**GIVEN REQUEST:**
Check every line below for the word "Composite" and show those that hold it.

#### THE DATA

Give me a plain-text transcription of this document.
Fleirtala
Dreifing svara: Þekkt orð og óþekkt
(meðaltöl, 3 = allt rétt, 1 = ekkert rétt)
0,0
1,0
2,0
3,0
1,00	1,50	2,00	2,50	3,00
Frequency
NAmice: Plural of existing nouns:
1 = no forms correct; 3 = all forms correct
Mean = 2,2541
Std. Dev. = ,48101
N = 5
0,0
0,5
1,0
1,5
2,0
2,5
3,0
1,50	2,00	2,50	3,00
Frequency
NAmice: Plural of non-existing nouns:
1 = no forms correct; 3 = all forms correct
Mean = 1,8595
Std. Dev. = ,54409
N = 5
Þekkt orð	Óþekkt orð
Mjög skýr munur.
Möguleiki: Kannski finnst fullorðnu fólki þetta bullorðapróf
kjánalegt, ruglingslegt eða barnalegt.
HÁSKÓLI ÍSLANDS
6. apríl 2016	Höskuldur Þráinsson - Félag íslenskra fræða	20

########
#### THE DATA

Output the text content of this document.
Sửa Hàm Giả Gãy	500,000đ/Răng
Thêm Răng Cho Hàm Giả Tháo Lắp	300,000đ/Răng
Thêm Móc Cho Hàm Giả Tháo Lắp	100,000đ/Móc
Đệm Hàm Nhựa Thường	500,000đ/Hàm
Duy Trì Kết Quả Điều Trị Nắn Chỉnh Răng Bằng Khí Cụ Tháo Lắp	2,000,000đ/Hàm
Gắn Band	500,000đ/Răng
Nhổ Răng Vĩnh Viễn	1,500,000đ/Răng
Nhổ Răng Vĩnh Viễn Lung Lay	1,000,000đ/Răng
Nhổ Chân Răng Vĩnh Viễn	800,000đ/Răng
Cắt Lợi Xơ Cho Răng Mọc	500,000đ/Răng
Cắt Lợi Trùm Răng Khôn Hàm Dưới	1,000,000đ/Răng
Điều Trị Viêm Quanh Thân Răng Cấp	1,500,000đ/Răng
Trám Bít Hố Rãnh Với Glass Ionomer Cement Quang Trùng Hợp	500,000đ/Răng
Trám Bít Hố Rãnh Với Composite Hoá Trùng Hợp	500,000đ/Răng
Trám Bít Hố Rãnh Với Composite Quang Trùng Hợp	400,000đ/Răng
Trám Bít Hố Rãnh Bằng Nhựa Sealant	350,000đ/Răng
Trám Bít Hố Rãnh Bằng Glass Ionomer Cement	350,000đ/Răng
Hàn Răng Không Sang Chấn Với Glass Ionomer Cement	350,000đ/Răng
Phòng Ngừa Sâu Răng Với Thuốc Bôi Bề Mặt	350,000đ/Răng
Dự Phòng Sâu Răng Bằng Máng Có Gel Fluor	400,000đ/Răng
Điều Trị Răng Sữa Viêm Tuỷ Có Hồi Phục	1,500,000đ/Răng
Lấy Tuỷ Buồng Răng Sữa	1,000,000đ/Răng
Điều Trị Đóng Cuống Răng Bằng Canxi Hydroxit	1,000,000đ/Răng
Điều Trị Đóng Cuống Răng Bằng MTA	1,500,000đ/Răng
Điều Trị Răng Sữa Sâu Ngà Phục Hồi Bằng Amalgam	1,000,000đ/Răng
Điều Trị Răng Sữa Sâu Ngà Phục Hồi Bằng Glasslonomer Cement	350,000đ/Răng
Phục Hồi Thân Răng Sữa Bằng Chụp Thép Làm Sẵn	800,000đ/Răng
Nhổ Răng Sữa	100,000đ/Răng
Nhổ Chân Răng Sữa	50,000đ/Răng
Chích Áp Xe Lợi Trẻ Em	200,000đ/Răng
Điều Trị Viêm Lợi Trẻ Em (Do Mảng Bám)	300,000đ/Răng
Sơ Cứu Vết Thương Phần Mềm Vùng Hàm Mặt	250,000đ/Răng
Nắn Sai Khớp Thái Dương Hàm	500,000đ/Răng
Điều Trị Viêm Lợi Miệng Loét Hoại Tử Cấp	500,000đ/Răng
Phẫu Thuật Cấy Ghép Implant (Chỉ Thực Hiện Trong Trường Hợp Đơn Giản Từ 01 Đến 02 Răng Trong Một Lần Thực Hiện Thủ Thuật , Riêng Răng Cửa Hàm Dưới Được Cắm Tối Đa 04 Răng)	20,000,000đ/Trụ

########

**ANSWER IN FULL:**
Trám Bít Hố Rãnh Với Composite Hoá Trùng Hợp	500,000đ/Răng
Trám Bít Hố Rãnh Với Composite Quang Trùng Hợp	400,000đ/Răng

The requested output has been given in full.